Problem description:
Rewrite the stretch from the line containing "Segment this chart: for" through the line containing "legend-label: 6 bits", changing "legend-label" to "legend-entry" and keeping all else the same.

Data supplied:
+---+
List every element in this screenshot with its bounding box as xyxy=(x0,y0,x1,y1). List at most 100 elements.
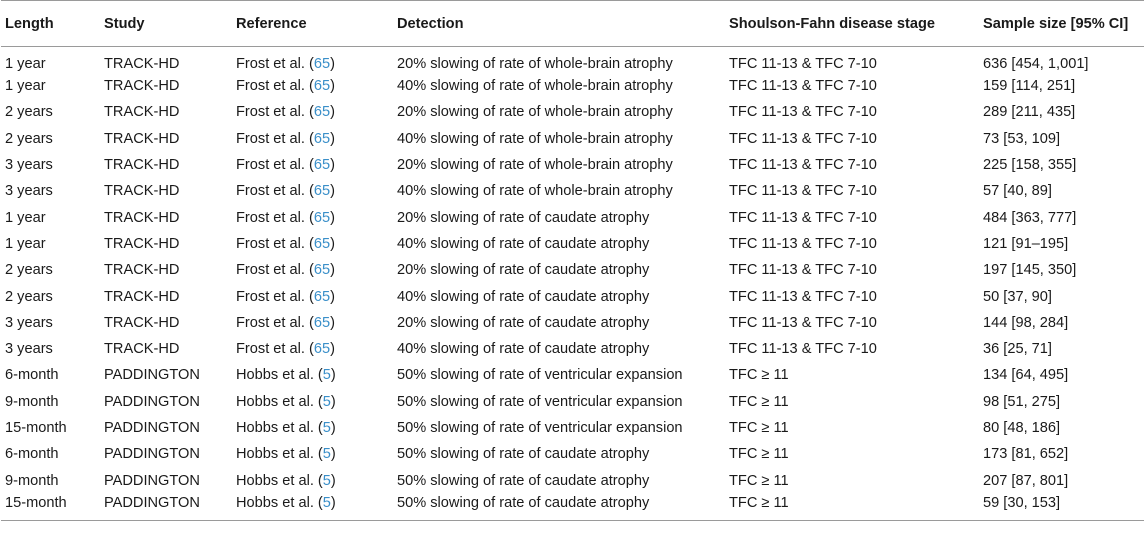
+---+
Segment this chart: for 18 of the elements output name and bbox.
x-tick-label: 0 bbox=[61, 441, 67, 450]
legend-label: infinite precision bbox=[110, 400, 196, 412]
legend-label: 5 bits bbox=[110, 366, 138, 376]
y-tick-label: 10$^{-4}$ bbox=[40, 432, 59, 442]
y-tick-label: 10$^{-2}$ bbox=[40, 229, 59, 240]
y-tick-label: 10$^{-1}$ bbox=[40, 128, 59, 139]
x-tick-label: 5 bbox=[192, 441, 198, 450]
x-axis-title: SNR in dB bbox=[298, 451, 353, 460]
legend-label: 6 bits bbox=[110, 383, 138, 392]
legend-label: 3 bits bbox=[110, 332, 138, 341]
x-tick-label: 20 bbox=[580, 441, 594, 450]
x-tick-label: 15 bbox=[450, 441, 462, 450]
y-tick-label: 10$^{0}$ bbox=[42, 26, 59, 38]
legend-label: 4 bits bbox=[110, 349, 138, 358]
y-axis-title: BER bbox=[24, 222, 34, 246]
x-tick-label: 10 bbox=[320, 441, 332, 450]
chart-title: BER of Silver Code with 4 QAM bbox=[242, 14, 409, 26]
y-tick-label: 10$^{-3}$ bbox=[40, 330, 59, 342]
+---+
Response:
Segment this chart: for 18 of the elements output name and bbox.
x-tick-label: 0 bbox=[61, 441, 67, 450]
legend-entry: infinite precision bbox=[110, 400, 196, 412]
legend-entry: 5 bits bbox=[110, 366, 138, 376]
y-tick-label: 10$^{-4}$ bbox=[40, 432, 59, 442]
y-tick-label: 10$^{-2}$ bbox=[40, 229, 59, 240]
y-tick-label: 10$^{-1}$ bbox=[40, 128, 59, 139]
x-tick-label: 5 bbox=[192, 441, 198, 450]
x-axis-title: SNR in dB bbox=[298, 451, 353, 460]
legend-entry: 6 bits bbox=[110, 383, 138, 392]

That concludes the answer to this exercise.